* [Выбранный фрагмент]:
Для нас это были действительно очень ценные слова. Они были потом опубликованы. Потом мы виделись здесь. В Питере. Для меня очень ценно было то, что это человек с очень живой совестью. Она и в фильме, сейчас мы слышали, говорила об этом. Может же быть совесть, не знаю, сонной какой-то, искажённой, больной, заснувшей совсем. А она до последних дней (я сегодня перечитывала её «живой журнал») писала о тех, кого нужно защитить, о тех, кому нужно помочь. И стихи в стихах её в последние годы, как мне видится, мне трудно судить, но в них всё больше её стремление к чистоте и правде связывалось с христианством.

Если позволите, ещё один стих. Это из стихов осени 2013 года.

Когда Адам пахал, а Ева пряла,
кто же тачал сапоги?

Это был Каин, Каин,
он ловил безропотных агнцев,
которых пас брат его Авель,
убивал и сдирал шкуру,
дубил и сапожничал,
пуская на дратву
свои лохматые волоса.
А кто же ходил босиком?

Это был Авель, Авель,
оплакивая убыль в своих овечках,
дудочкой созывая останных,
босиком по камушкам, по стерне.

И Каин не удержался и —
пролил кровь на пашню и пастбище,
на свой и братнин удел,
и пустился в странствие, чая,
кто бы его убил,
кто бы его избавил
от зияния братских могил,
от пути — без цели, без правил.

Георгий Левинтон: Спасибо. Я хотел бы продолжить читать стихи и  прошу Александра Юльевича еще раз почитать.

Александр Даниэль: Первые два стихотворения – хрестоматийные. Все их знают, все помнят. И когда слово «Горбаневская» произносят, то их-то все и вспоминают. Но я всё равно прочту.

Как андерсовской армии солдат,
как андерсеновский солдатик,
я не при деле. Я стихослагатель,
печально не умеющий солгать.

* [Обязательное задание]: Переведите на английский язык предложение из выбранного фрагмента: «Для меня очень ценно было то, что это человек с очень живой совестью».

[Записи с разметкой макета]
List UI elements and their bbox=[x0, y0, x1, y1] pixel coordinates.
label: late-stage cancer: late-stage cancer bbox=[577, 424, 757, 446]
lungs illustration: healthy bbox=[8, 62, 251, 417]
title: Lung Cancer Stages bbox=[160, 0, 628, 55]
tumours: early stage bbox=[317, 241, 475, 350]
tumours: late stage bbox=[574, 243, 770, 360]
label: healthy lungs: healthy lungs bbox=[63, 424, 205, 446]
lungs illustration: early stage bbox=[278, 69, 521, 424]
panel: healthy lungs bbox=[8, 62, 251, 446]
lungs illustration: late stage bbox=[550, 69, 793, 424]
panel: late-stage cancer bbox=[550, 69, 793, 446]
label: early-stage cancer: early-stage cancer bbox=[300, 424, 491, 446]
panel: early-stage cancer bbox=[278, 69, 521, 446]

---

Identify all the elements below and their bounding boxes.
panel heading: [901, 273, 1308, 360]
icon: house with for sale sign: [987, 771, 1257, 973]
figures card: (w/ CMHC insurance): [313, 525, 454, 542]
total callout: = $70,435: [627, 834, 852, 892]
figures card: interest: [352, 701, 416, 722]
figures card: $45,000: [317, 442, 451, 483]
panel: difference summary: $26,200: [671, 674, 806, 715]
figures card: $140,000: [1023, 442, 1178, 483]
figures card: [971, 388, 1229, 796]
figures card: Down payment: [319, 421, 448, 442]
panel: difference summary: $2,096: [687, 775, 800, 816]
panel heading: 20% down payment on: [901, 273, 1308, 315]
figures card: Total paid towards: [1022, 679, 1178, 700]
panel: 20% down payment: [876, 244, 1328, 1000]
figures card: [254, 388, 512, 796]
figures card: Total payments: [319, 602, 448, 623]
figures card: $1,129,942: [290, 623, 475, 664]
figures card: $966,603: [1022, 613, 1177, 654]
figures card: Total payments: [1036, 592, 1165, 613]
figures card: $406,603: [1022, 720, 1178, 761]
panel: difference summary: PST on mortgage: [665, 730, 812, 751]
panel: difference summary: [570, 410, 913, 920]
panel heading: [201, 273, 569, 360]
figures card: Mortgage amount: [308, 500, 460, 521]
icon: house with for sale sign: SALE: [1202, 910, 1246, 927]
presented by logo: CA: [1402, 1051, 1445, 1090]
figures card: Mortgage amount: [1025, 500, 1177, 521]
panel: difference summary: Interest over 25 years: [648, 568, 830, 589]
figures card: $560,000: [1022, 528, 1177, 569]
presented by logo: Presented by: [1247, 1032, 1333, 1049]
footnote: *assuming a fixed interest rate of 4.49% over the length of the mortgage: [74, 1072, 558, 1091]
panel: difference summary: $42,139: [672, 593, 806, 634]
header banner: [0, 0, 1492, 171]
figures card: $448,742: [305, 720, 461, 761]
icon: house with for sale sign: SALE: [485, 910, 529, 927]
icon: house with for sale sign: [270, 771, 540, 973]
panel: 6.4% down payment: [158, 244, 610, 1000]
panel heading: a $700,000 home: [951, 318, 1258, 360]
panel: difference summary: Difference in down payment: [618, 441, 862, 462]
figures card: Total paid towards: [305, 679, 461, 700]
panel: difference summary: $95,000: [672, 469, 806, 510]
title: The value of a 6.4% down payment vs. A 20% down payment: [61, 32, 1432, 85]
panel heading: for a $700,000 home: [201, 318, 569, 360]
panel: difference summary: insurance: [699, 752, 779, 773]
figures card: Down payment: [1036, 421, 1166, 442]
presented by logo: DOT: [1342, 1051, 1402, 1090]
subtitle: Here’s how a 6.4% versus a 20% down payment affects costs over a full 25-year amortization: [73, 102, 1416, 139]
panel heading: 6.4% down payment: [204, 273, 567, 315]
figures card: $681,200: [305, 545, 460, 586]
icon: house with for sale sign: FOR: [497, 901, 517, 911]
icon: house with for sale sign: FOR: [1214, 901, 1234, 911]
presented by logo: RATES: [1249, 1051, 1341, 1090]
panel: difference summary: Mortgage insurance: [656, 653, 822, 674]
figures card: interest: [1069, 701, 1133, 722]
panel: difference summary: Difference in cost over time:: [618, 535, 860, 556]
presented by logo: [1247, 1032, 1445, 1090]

* [Ответ к упражнению]: What was very valuable to me was that this is a person with a very living conscience.